Kutipan Teks =>
Balada Impor Garam yang Merugikan Petaninya

Oleh: Aktif Suhartini, S.Pd.I.

Anggota Komunitas Muslimah Menulis Depok  

 

Usai seruan Jokowi benci produk asing, kembali terjadi impor bahan pokok yaitu impor garam. Lengkap sudah benci produk asing tetapi cinta impor. Setelah impor beras, gula dan saat ini garam. Pemerintah dengan alasan untuk memenuhi kebutuhan garam nasional, atau kualitas garam lokal yang belum sebagus garam impor maka kebijakan pemenuhan kebutuhan garam akhirnya harus dipasok dari impor.

Pada prinsipnya kebutuhan garam terbagi menjadi dua bagian yaitu kebutuhan konsumsi dan kebutuhan industri, sebagian besar atau sebanyak 3,9 juta ton kebutuhan garam ada pada industri manufaktur. Dengan alasan produktivitas dan kualitas garam lokal yang masih jauh kualitasnya lebih rendah dari garam impor adalah salah satu alasan kebijaksanaan impor dijalankan. Bukannya mencari solusi agar rakyat sejahtera khususnya petani garam dengan peningkatan ilmu dan teknologi atau mengajarkan cara pengelolaan tambak garam yang baik dan benar, sebagai upaya pemerintah memperbaiki produksi dan kualitas garam lokal, guna meningkatkan penghasilan dan taraf hidup masyarakat petani garam.

Sedih rasanya di negara yang memiliki luas lautan terbentang dengan julukannya ‘Nenek moyangku seorang pelaut’ yang merupakan modal dasar pembuatan garam, tetapi berperilaku seperti negara miskin yang sulit mencari air laut sebagai modal dasar pembuatan garam. Memakai garam impor bukan karena tidak ada garam di dalam negeri sendiri untuk memenuhi kebutuhan masyarakatnya, tetapi ketidakmampuan mengolah produksi air laut yang telah Allah SWT anugerahkan dan disiapkan untuk negara maritim yang tercinta ini. Dengan tersedianya air garam yang berlimpah ruah... Sungguh memalukan.

Hal ini memberikan contoh betapa tidak berpihaknya pemerintah kepada rakyatnya sendiri. Bila ayah melihat anaknya belum mampu untuk mandiri berdiri dan berjalan sendiri, maka yang harus dilakukannya dengan ajarkan, beritahu caranya, bimbing, dampingi untuk menjadi anak yang mandiri. Bukannya ditinggalkan  karena belum mampu. Please help me. mungkin ini jeritan petani garam.

Soal Singkat =>
Tuliskan kembali tanpa perubahan bagian teks tentang impor garam yang dimulai dengan "Usai seruan Jokowi" dan berlanjut hingga "dipasok dari impor.". Gunakan hanya teks tentang impor garam di atas sebagai sumber.

Anotasi elemen halaman
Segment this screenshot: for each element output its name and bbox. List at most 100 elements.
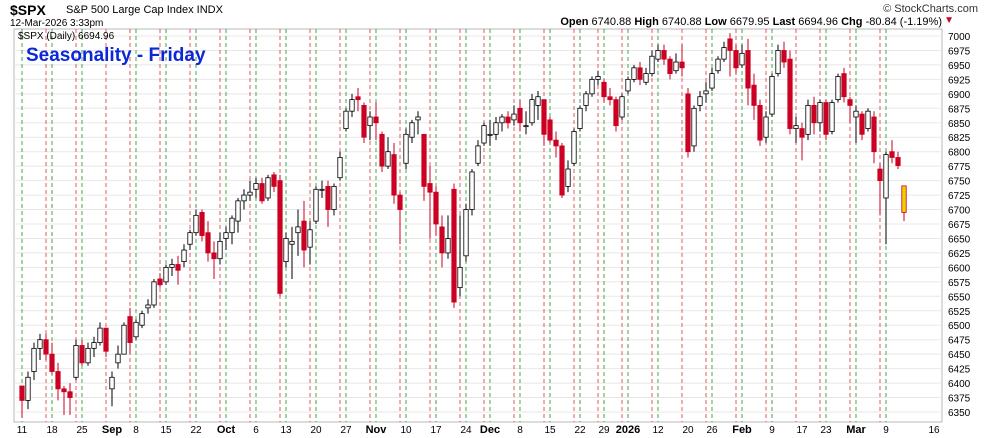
candle-body xyxy=(805,105,811,135)
candle-body xyxy=(841,73,847,98)
y-tick-label: 7000 xyxy=(948,32,971,43)
symbol-description: S&P 500 Large Cap Index INDX xyxy=(66,4,223,16)
candle-body xyxy=(343,110,349,129)
candle-body xyxy=(187,232,193,245)
candle-body xyxy=(253,183,259,190)
change-label: Chg xyxy=(841,16,863,28)
y-tick-label: 6950 xyxy=(948,61,971,72)
candle-body xyxy=(163,266,169,283)
candle-body xyxy=(79,345,85,364)
y-tick-label: 6825 xyxy=(948,133,971,144)
y-tick-label: 6900 xyxy=(948,90,971,101)
candle-body xyxy=(331,185,337,210)
candle-body xyxy=(685,93,691,153)
y-tick-label: 6750 xyxy=(948,177,971,188)
candle-body xyxy=(319,188,325,191)
y-tick-label: 6350 xyxy=(948,408,971,419)
candle-body xyxy=(667,58,673,75)
candle-body xyxy=(763,116,769,138)
candle-body xyxy=(571,131,577,164)
x-tick-label: 25 xyxy=(76,425,88,436)
candle-body xyxy=(427,183,433,193)
candle-body xyxy=(157,278,163,286)
y-tick-label: 6925 xyxy=(948,75,971,86)
x-tick-label: 8 xyxy=(133,425,139,436)
ohlc-readout: Open 6740.88 High 6740.88 Low 6679.95 La… xyxy=(560,16,942,28)
candle-body xyxy=(577,107,583,129)
candle-body xyxy=(661,50,667,60)
y-tick-label: 6775 xyxy=(948,162,971,173)
x-tick-label: 29 xyxy=(598,425,610,436)
x-tick-label: Mar xyxy=(846,424,866,436)
candle-body xyxy=(49,353,55,372)
candle-body xyxy=(715,58,721,72)
candle-body xyxy=(31,347,37,372)
series-legend: $SPX (Daily) 6694.96 xyxy=(18,31,115,42)
candle-body xyxy=(97,327,103,343)
candle-body xyxy=(709,73,715,89)
candle-body xyxy=(307,229,313,248)
candle-body xyxy=(145,304,151,309)
open-label: Open xyxy=(560,16,589,28)
high-label: High xyxy=(634,16,659,28)
candle-body xyxy=(67,391,73,398)
candle-body xyxy=(43,339,49,355)
candle-body xyxy=(295,226,301,234)
y-tick-label: 6875 xyxy=(948,104,971,115)
candle-body xyxy=(781,50,787,63)
open-value: 6740.88 xyxy=(591,16,632,28)
candle-body xyxy=(547,119,553,141)
candle-body xyxy=(523,125,529,128)
candle-body xyxy=(457,266,463,289)
y-tick-label: 6975 xyxy=(948,46,971,57)
last-label: Last xyxy=(772,16,796,28)
candle-body xyxy=(553,139,559,147)
candle-body xyxy=(739,52,745,66)
candle-body xyxy=(625,78,631,92)
chart-title: Seasonality - Friday xyxy=(26,45,206,66)
candle-body xyxy=(601,81,607,98)
candle-body xyxy=(85,347,91,364)
y-tick-label: 6625 xyxy=(948,249,971,260)
candle-body xyxy=(337,157,343,179)
candle-body xyxy=(865,110,871,129)
candle-body xyxy=(199,212,205,236)
candle-body xyxy=(379,133,385,167)
candle-body xyxy=(283,238,289,262)
candle-body xyxy=(175,264,181,271)
x-tick-label: 18 xyxy=(46,425,58,436)
x-tick-label: 11 xyxy=(17,425,28,436)
y-tick-label: 6525 xyxy=(948,307,971,318)
y-tick-label: 6425 xyxy=(948,365,971,376)
stockcharts-logo: © StockCharts.com xyxy=(883,3,978,15)
candle-body xyxy=(55,371,61,390)
candle-body xyxy=(115,353,121,364)
chart-datetime: 12-Mar-2026 3:33pm xyxy=(10,18,104,29)
candle-body xyxy=(277,180,283,294)
candle-body xyxy=(463,209,469,257)
candle-body xyxy=(403,133,409,164)
y-axis: 6350 6375 6400 6425 6450 6475 6500 6525 6550 6575… xyxy=(948,32,971,419)
y-tick-label: 6550 xyxy=(948,292,971,303)
x-tick-label: Nov xyxy=(366,424,388,436)
candle-body xyxy=(223,232,229,239)
candle-body xyxy=(853,110,859,118)
candle-body xyxy=(475,145,481,164)
candle-body xyxy=(637,67,643,80)
candle-body xyxy=(451,188,457,303)
candle-body xyxy=(679,61,685,69)
weekday-gridlines xyxy=(21,29,887,422)
x-tick-label: 8 xyxy=(517,425,523,436)
y-tick-label: 6400 xyxy=(948,379,971,390)
candle-body xyxy=(397,194,403,210)
candle-body xyxy=(595,76,601,80)
candle-body xyxy=(133,321,139,338)
candle-body xyxy=(775,50,781,75)
candle-body xyxy=(169,264,175,268)
candle-body xyxy=(355,96,361,101)
candle-body xyxy=(433,191,439,225)
candle-body xyxy=(61,388,67,393)
candle-body xyxy=(37,339,43,349)
candle-body xyxy=(241,194,247,202)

Jawaban Latihan =>
Usai seruan Jokowi benci produk asing, kembali terjadi impor bahan pokok yaitu impor garam. Lengkap sudah benci produk asing tetapi cinta impor. Setelah impor beras, gula dan saat ini garam. Pemerintah dengan alasan untuk memenuhi kebutuhan garam nasional, atau kualitas garam lokal yang belum sebagus garam impor maka kebijakan pemenuhan kebutuhan garam akhirnya harus dipasok dari impor.